GIVEN INSTRUCTION: Take all the material and copy it exactly.

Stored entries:
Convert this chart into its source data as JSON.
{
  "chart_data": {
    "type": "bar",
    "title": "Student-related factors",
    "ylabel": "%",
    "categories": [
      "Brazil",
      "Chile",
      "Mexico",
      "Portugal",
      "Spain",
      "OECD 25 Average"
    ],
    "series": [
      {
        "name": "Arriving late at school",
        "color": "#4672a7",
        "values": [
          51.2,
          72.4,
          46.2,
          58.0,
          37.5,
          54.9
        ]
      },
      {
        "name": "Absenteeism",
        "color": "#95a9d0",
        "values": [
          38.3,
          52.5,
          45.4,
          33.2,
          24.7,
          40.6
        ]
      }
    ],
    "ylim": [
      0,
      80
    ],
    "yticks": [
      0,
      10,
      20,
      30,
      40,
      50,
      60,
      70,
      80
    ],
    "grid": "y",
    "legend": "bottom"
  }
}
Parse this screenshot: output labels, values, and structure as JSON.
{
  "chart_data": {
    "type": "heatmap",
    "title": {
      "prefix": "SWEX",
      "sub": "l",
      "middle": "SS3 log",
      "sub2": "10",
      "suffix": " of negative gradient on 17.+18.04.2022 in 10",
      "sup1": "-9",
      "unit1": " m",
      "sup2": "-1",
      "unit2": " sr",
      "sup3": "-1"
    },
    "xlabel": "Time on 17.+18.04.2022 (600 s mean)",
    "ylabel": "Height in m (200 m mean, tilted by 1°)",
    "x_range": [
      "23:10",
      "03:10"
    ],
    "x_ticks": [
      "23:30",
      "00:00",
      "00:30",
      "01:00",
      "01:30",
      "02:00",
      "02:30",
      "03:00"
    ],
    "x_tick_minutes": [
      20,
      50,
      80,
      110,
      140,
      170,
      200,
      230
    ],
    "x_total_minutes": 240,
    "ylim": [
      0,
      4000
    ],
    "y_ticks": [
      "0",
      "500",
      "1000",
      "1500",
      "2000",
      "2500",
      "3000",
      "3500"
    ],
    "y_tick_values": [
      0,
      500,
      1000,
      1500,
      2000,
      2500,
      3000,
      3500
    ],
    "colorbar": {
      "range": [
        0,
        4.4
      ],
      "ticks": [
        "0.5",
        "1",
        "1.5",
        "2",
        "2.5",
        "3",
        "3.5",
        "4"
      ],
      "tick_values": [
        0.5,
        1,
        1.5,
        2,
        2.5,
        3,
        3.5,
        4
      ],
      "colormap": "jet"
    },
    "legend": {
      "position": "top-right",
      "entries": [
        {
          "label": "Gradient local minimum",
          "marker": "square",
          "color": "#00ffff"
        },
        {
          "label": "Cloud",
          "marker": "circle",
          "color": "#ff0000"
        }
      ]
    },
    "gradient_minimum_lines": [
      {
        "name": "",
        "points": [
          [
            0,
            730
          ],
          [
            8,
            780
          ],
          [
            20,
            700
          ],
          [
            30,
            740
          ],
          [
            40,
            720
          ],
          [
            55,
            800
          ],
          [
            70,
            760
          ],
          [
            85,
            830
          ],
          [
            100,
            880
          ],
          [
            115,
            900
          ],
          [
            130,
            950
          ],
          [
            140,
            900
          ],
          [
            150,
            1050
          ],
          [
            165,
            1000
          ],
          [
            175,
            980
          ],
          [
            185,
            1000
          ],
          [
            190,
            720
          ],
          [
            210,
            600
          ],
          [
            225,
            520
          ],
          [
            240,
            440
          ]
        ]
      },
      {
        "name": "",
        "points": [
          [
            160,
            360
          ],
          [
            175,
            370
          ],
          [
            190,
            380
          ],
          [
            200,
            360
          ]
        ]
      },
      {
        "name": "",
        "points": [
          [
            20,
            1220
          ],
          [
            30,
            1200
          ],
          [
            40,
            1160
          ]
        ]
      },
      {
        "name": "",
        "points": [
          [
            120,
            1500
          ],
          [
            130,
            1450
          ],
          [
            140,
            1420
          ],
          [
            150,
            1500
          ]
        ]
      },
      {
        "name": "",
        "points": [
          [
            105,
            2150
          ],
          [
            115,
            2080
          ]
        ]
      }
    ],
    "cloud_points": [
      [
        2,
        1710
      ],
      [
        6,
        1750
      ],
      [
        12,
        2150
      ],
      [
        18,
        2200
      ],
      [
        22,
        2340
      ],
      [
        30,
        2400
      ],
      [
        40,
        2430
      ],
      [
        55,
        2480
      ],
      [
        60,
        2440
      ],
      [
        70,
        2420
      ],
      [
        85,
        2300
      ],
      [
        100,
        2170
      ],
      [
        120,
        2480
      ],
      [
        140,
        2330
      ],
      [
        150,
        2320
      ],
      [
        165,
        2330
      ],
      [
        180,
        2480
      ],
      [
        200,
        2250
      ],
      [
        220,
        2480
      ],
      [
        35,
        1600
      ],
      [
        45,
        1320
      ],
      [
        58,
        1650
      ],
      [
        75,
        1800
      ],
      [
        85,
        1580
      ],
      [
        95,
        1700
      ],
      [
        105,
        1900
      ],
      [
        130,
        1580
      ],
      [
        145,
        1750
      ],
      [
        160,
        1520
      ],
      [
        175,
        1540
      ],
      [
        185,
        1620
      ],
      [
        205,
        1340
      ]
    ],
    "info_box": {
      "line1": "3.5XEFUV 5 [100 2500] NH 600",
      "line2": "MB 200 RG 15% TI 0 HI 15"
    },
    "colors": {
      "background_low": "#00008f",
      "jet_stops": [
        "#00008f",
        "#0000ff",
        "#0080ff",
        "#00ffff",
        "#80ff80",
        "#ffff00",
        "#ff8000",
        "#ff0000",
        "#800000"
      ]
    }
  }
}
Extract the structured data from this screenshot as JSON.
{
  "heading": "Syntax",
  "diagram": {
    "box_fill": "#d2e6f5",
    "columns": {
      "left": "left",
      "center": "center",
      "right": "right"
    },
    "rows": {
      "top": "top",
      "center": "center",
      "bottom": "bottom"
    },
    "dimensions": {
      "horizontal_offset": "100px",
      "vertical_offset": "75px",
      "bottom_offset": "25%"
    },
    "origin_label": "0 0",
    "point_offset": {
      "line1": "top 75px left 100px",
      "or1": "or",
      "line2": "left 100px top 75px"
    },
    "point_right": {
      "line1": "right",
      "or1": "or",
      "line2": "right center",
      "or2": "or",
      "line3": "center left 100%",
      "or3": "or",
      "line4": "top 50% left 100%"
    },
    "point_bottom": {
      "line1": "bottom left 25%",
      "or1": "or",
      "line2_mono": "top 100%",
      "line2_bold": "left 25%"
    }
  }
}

EXERCISE OUTPUT:
Convert this chart into its source data as JSON.
{
  "chart_data": {
    "type": "bar",
    "title": "Student-related factors",
    "ylabel": "%",
    "categories": [
      "Brazil",
      "Chile",
      "Mexico",
      "Portugal",
      "Spain",
      "OECD 25 Average"
    ],
    "series": [
      {
        "name": "Arriving late at school",
        "color": "#4672a7",
        "values": [
          51.2,
          72.4,
          46.2,
          58.0,
          37.5,
          54.9
        ]
      },
      {
        "name": "Absenteeism",
        "color": "#95a9d0",
        "values": [
          38.3,
          52.5,
          45.4,
          33.2,
          24.7,
          40.6
        ]
      }
    ],
    "ylim": [
      0,
      80
    ],
    "yticks": [
      0,
      10,
      20,
      30,
      40,
      50,
      60,
      70,
      80
    ],
    "grid": "y",
    "legend": "bottom"
  }
}
Parse this screenshot: output labels, values, and structure as JSON.
{
  "chart_data": {
    "type": "heatmap",
    "title": {
      "prefix": "SWEX",
      "sub": "l",
      "middle": "SS3 log",
      "sub2": "10",
      "suffix": " of negative gradient on 17.+18.04.2022 in 10",
      "sup1": "-9",
      "unit1": " m",
      "sup2": "-1",
      "unit2": " sr",
      "sup3": "-1"
    },
    "xlabel": "Time on 17.+18.04.2022 (600 s mean)",
    "ylabel": "Height in m (200 m mean, tilted by 1°)",
    "x_range": [
      "23:10",
      "03:10"
    ],
    "x_ticks": [
      "23:30",
      "00:00",
      "00:30",
      "01:00",
      "01:30",
      "02:00",
      "02:30",
      "03:00"
    ],
    "x_tick_minutes": [
      20,
      50,
      80,
      110,
      140,
      170,
      200,
      230
    ],
    "x_total_minutes": 240,
    "ylim": [
      0,
      4000
    ],
    "y_ticks": [
      "0",
      "500",
      "1000",
      "1500",
      "2000",
      "2500",
      "3000",
      "3500"
    ],
    "y_tick_values": [
      0,
      500,
      1000,
      1500,
      2000,
      2500,
      3000,
      3500
    ],
    "colorbar": {
      "range": [
        0,
        4.4
      ],
      "ticks": [
        "0.5",
        "1",
        "1.5",
        "2",
        "2.5",
        "3",
        "3.5",
        "4"
      ],
      "tick_values": [
        0.5,
        1,
        1.5,
        2,
        2.5,
        3,
        3.5,
        4
      ],
      "colormap": "jet"
    },
    "legend": {
      "position": "top-right",
      "entries": [
        {
          "label": "Gradient local minimum",
          "marker": "square",
          "color": "#00ffff"
        },
        {
          "label": "Cloud",
          "marker": "circle",
          "color": "#ff0000"
        }
      ]
    },
    "gradient_minimum_lines": [
      {
        "name": "",
        "points": [
          [
            0,
            730
          ],
          [
            8,
            780
          ],
          [
            20,
            700
          ],
          [
            30,
            740
          ],
          [
            40,
            720
          ],
          [
            55,
            800
          ],
          [
            70,
            760
          ],
          [
            85,
            830
          ],
          [
            100,
            880
          ],
          [
            115,
            900
          ],
          [
            130,
            950
          ],
          [
            140,
            900
          ],
          [
            150,
            1050
          ],
          [
            165,
            1000
          ],
          [
            175,
            980
          ],
          [
            185,
            1000
          ],
          [
            190,
            720
          ],
          [
            210,
            600
          ],
          [
            225,
            520
          ],
          [
            240,
            440
          ]
        ]
      },
      {
        "name": "",
        "points": [
          [
            160,
            360
          ],
          [
            175,
            370
          ],
          [
            190,
            380
          ],
          [
            200,
            360
          ]
        ]
      },
      {
        "name": "",
        "points": [
          [
            20,
            1220
          ],
          [
            30,
            1200
          ],
          [
            40,
            1160
          ]
        ]
      },
      {
        "name": "",
        "points": [
          [
            120,
            1500
          ],
          [
            130,
            1450
          ],
          [
            140,
            1420
          ],
          [
            150,
            1500
          ]
        ]
      },
      {
        "name": "",
        "points": [
          [
            105,
            2150
          ],
          [
            115,
            2080
          ]
        ]
      }
    ],
    "cloud_points": [
      [
        2,
        1710
      ],
      [
        6,
        1750
      ],
      [
        12,
        2150
      ],
      [
        18,
        2200
      ],
      [
        22,
        2340
      ],
      [
        30,
        2400
      ],
      [
        40,
        2430
      ],
      [
        55,
        2480
      ],
      [
        60,
        2440
      ],
      [
        70,
        2420
      ],
      [
        85,
        2300
      ],
      [
        100,
        2170
      ],
      [
        120,
        2480
      ],
      [
        140,
        2330
      ],
      [
        150,
        2320
      ],
      [
        165,
        2330
      ],
      [
        180,
        2480
      ],
      [
        200,
        2250
      ],
      [
        220,
        2480
      ],
      [
        35,
        1600
      ],
      [
        45,
        1320
      ],
      [
        58,
        1650
      ],
      [
        75,
        1800
      ],
      [
        85,
        1580
      ],
      [
        95,
        1700
      ],
      [
        105,
        1900
      ],
      [
        130,
        1580
      ],
      [
        145,
        1750
      ],
      [
        160,
        1520
      ],
      [
        175,
        1540
      ],
      [
        185,
        1620
      ],
      [
        205,
        1340
      ]
    ],
    "info_box": {
      "line1": "3.5XEFUV 5 [100 2500] NH 600",
      "line2": "MB 200 RG 15% TI 0 HI 15"
    },
    "colors": {
      "background_low": "#00008f",
      "jet_stops": [
        "#00008f",
        "#0000ff",
        "#0080ff",
        "#00ffff",
        "#80ff80",
        "#ffff00",
        "#ff8000",
        "#ff0000",
        "#800000"
      ]
    }
  }
}
Extract the structured data from this screenshot as JSON.
{
  "heading": "Syntax",
  "diagram": {
    "box_fill": "#d2e6f5",
    "columns": {
      "left": "left",
      "center": "center",
      "right": "right"
    },
    "rows": {
      "top": "top",
      "center": "center",
      "bottom": "bottom"
    },
    "dimensions": {
      "horizontal_offset": "100px",
      "vertical_offset": "75px",
      "bottom_offset": "25%"
    },
    "origin_label": "0 0",
    "point_offset": {
      "line1": "top 75px left 100px",
      "or1": "or",
      "line2": "left 100px top 75px"
    },
    "point_right": {
      "line1": "right",
      "or1": "or",
      "line2": "right center",
      "or2": "or",
      "line3": "center left 100%",
      "or3": "or",
      "line4": "top 50% left 100%"
    },
    "point_bottom": {
      "line1": "bottom left 25%",
      "or1": "or",
      "line2_mono": "top 100%",
      "line2_bold": "left 25%"
    }
  }
}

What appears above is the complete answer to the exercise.